**What you should do**:
Copy all of the material exactly. Pictures are not to appear in the copy.

[Items from a data source]

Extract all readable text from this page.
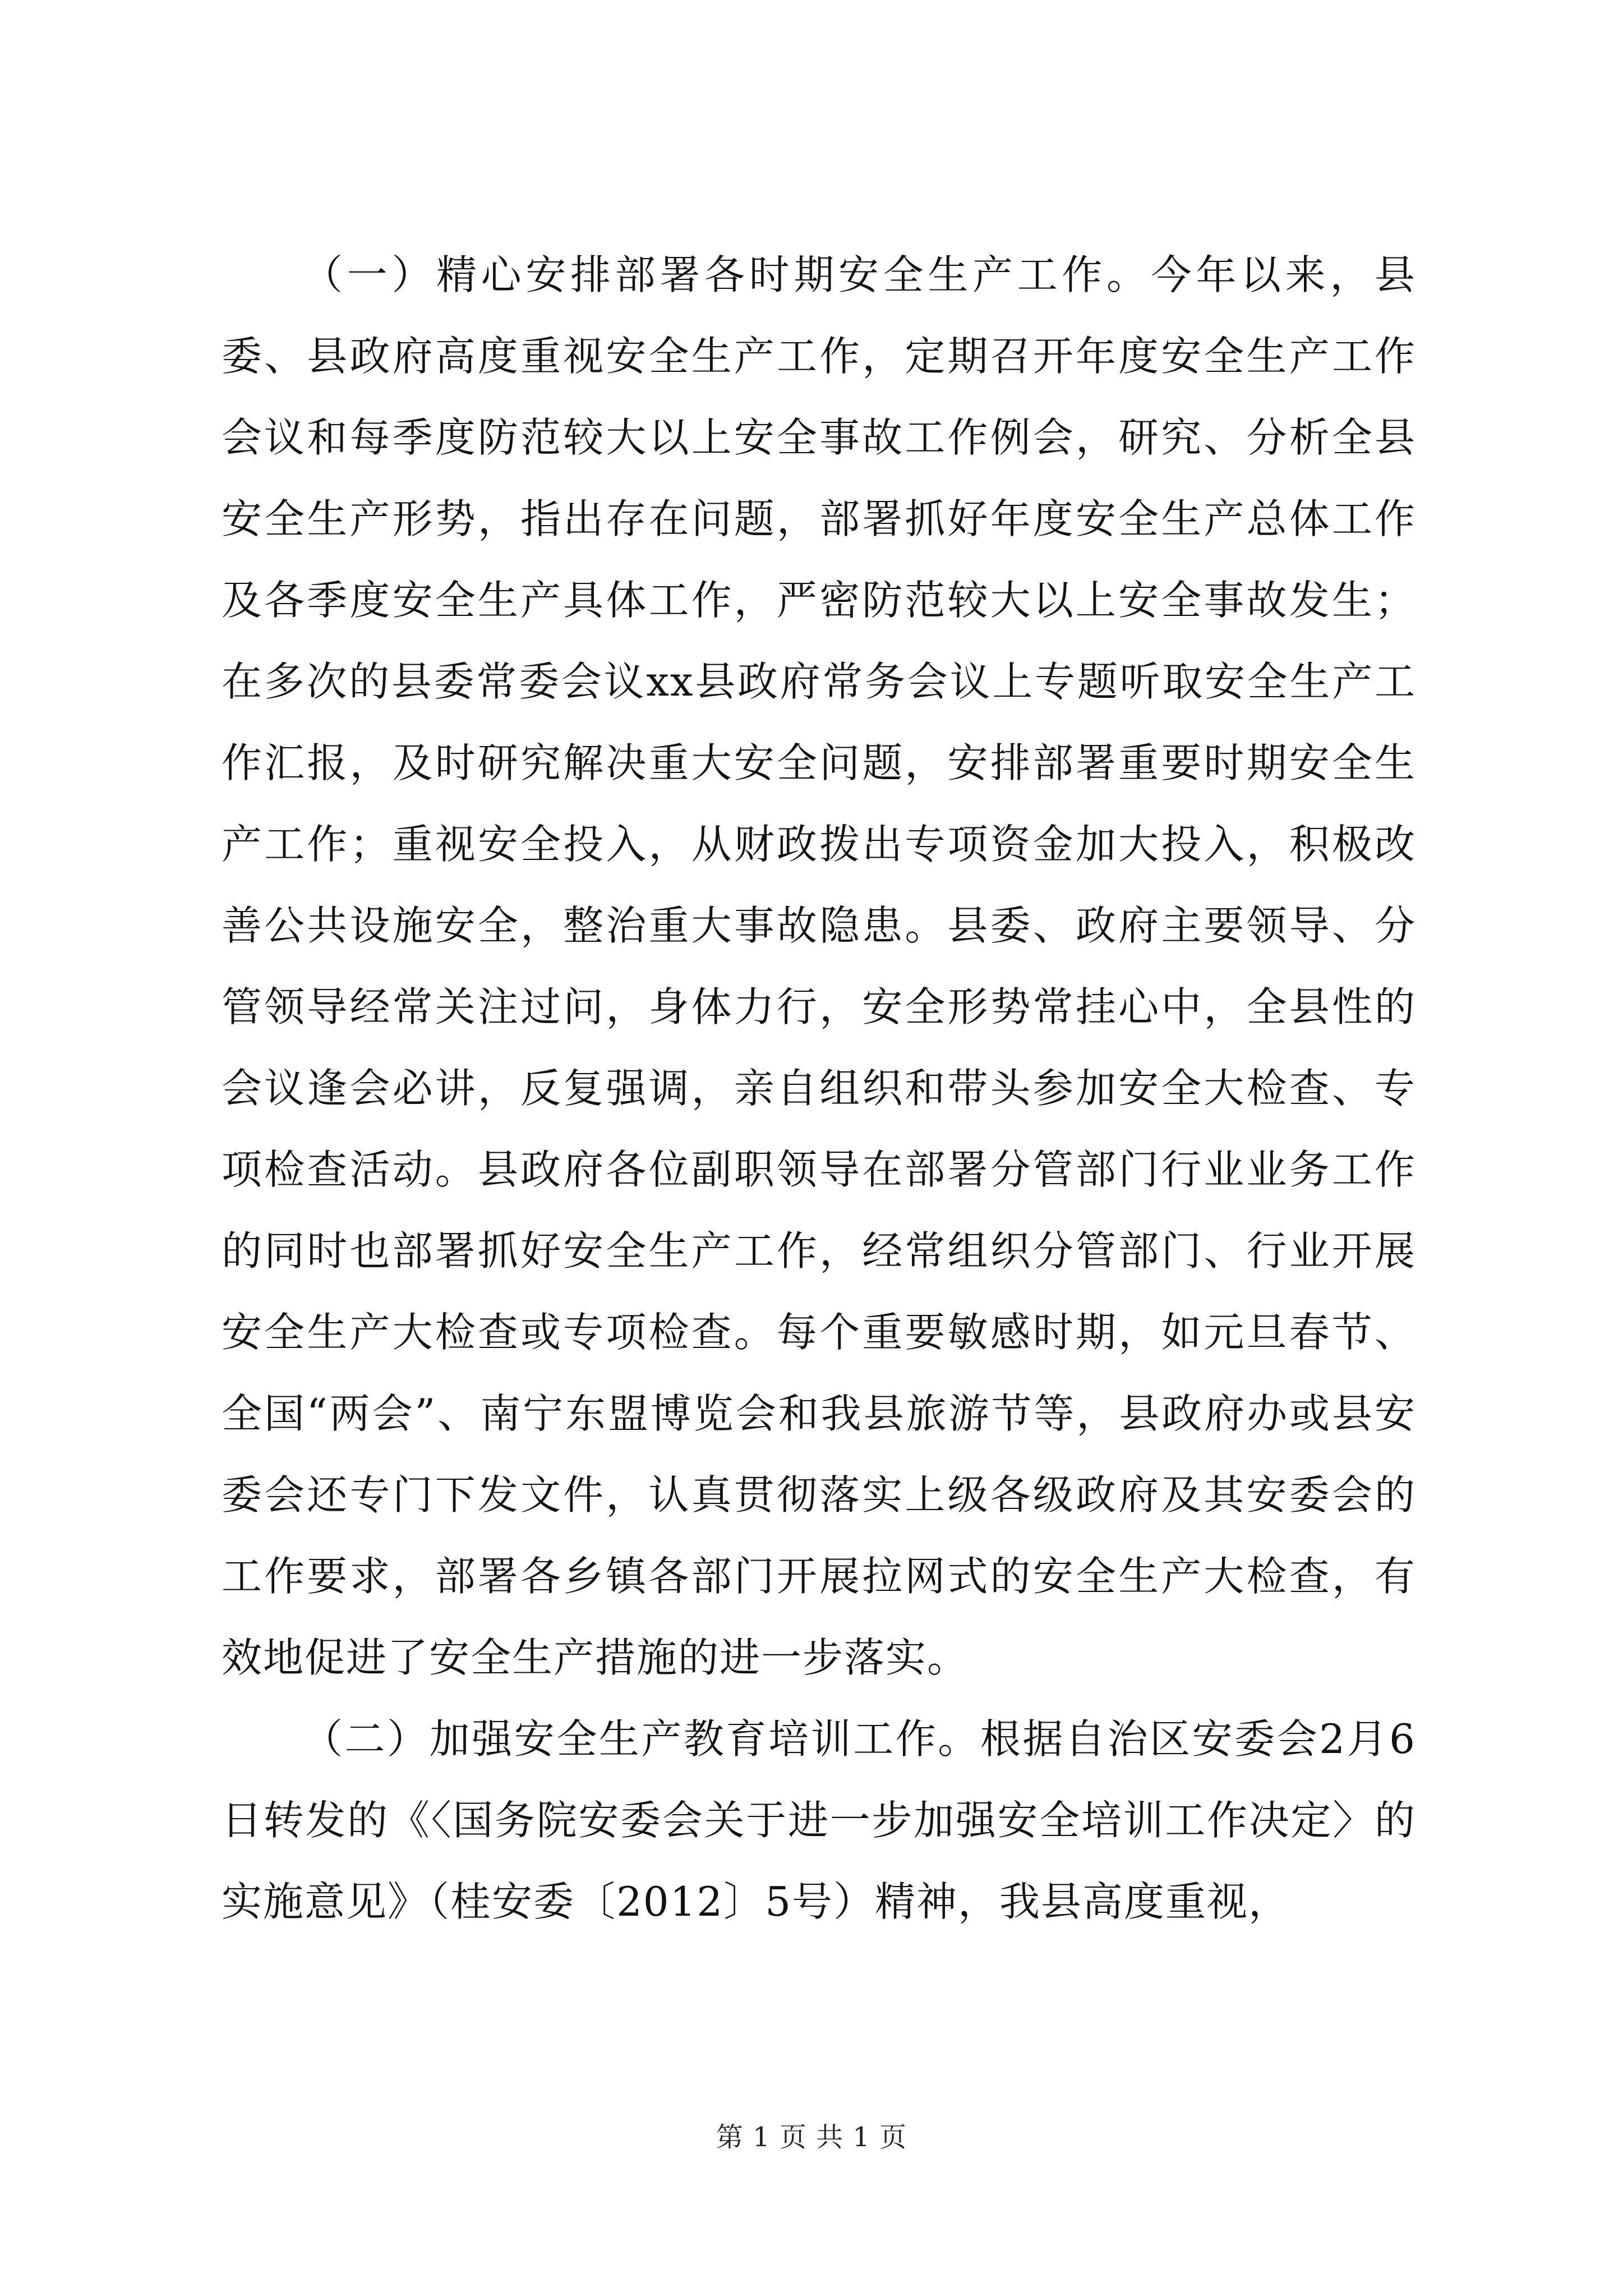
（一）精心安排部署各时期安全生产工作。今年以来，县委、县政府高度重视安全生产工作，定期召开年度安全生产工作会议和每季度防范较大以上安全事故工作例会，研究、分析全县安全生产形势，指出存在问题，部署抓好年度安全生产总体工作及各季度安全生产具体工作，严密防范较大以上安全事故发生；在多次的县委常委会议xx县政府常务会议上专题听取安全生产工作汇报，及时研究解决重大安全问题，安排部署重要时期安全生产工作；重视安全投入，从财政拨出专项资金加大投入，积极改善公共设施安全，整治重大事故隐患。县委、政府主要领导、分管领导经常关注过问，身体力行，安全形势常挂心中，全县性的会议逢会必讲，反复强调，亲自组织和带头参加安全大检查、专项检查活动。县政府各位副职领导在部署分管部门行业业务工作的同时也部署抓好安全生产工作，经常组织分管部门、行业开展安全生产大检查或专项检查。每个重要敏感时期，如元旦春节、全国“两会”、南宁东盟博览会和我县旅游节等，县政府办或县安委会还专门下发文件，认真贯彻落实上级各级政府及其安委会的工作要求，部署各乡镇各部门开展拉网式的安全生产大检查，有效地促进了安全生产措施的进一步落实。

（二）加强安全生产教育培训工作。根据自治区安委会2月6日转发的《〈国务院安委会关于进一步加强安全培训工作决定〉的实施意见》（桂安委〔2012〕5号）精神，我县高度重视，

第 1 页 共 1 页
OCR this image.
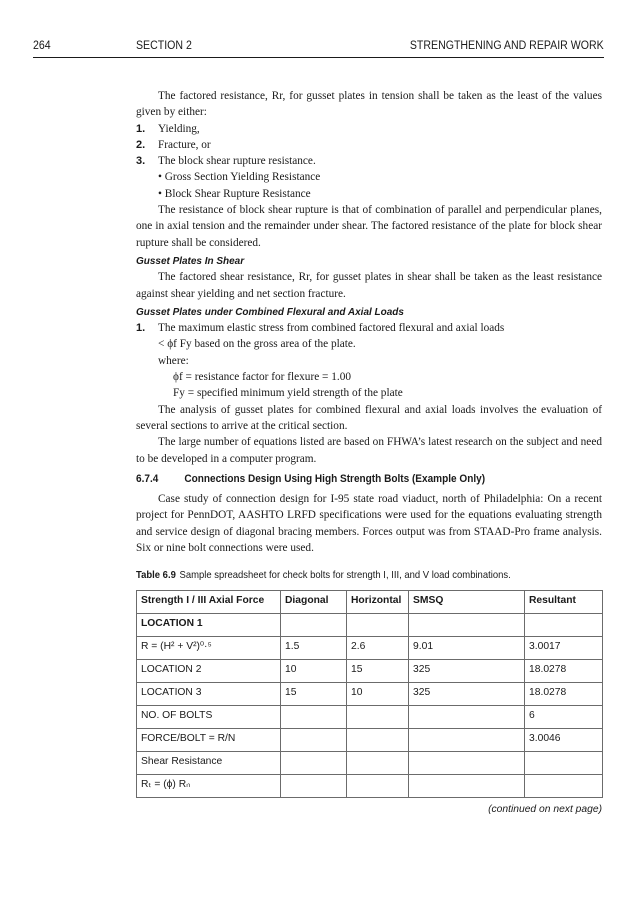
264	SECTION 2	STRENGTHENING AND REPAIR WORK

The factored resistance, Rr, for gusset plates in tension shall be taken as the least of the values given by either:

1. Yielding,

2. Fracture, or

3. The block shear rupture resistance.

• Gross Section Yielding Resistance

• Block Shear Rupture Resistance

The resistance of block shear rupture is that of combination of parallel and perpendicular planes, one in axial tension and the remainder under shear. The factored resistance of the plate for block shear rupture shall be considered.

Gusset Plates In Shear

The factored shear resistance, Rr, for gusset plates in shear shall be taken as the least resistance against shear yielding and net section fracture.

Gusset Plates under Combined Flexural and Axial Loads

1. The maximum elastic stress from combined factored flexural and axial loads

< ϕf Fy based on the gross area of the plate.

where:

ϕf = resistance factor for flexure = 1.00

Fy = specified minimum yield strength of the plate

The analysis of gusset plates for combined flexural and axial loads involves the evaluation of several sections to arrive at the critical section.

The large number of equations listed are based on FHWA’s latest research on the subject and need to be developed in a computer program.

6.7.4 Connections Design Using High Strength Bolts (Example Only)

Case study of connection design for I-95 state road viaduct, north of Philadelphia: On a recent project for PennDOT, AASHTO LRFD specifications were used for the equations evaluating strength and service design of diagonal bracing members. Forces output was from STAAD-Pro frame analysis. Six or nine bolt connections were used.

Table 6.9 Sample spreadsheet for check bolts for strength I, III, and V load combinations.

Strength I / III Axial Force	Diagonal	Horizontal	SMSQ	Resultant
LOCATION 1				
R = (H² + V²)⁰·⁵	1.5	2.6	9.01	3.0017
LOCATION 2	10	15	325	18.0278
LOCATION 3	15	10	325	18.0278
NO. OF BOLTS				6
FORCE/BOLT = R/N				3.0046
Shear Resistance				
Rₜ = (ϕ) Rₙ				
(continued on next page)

**Expected output**:
Extract all readable text from this page.
（一）精心安排部署各时期安全生产工作。今年以来，县委、县政府高度重视安全生产工作，定期召开年度安全生产工作会议和每季度防范较大以上安全事故工作例会，研究、分析全县安全生产形势，指出存在问题，部署抓好年度安全生产总体工作及各季度安全生产具体工作，严密防范较大以上安全事故发生；在多次的县委常委会议xx县政府常务会议上专题听取安全生产工作汇报，及时研究解决重大安全问题，安排部署重要时期安全生产工作；重视安全投入，从财政拨出专项资金加大投入，积极改善公共设施安全，整治重大事故隐患。县委、政府主要领导、分管领导经常关注过问，身体力行，安全形势常挂心中，全县性的会议逢会必讲，反复强调，亲自组织和带头参加安全大检查、专项检查活动。县政府各位副职领导在部署分管部门行业业务工作的同时也部署抓好安全生产工作，经常组织分管部门、行业开展安全生产大检查或专项检查。每个重要敏感时期，如元旦春节、全国“两会”、南宁东盟博览会和我县旅游节等，县政府办或县安委会还专门下发文件，认真贯彻落实上级各级政府及其安委会的工作要求，部署各乡镇各部门开展拉网式的安全生产大检查，有效地促进了安全生产措施的进一步落实。

（二）加强安全生产教育培训工作。根据自治区安委会2月6日转发的《〈国务院安委会关于进一步加强安全培训工作决定〉的实施意见》（桂安委〔2012〕5号）精神，我县高度重视，

第 1 页 共 1 页
OCR this image.
264	SECTION 2	STRENGTHENING AND REPAIR WORK

The factored resistance, Rr, for gusset plates in tension shall be taken as the least of the values given by either:

1. Yielding,

2. Fracture, or

3. The block shear rupture resistance.

• Gross Section Yielding Resistance

• Block Shear Rupture Resistance

The resistance of block shear rupture is that of combination of parallel and perpendicular planes, one in axial tension and the remainder under shear. The factored resistance of the plate for block shear rupture shall be considered.

Gusset Plates In Shear

The factored shear resistance, Rr, for gusset plates in shear shall be taken as the least resistance against shear yielding and net section fracture.

Gusset Plates under Combined Flexural and Axial Loads

1. The maximum elastic stress from combined factored flexural and axial loads

< ϕf Fy based on the gross area of the plate.

where:

ϕf = resistance factor for flexure = 1.00

Fy = specified minimum yield strength of the plate

The analysis of gusset plates for combined flexural and axial loads involves the evaluation of several sections to arrive at the critical section.

The large number of equations listed are based on FHWA’s latest research on the subject and need to be developed in a computer program.

6.7.4 Connections Design Using High Strength Bolts (Example Only)

Case study of connection design for I-95 state road viaduct, north of Philadelphia: On a recent project for PennDOT, AASHTO LRFD specifications were used for the equations evaluating strength and service design of diagonal bracing members. Forces output was from STAAD-Pro frame analysis. Six or nine bolt connections were used.

Table 6.9 Sample spreadsheet for check bolts for strength I, III, and V load combinations.

Strength I / III Axial Force	Diagonal	Horizontal	SMSQ	Resultant
LOCATION 1				
R = (H² + V²)⁰·⁵	1.5	2.6	9.01	3.0017
LOCATION 2	10	15	325	18.0278
LOCATION 3	15	10	325	18.0278
NO. OF BOLTS				6
FORCE/BOLT = R/N				3.0046
Shear Resistance				
Rₜ = (ϕ) Rₙ				
(continued on next page)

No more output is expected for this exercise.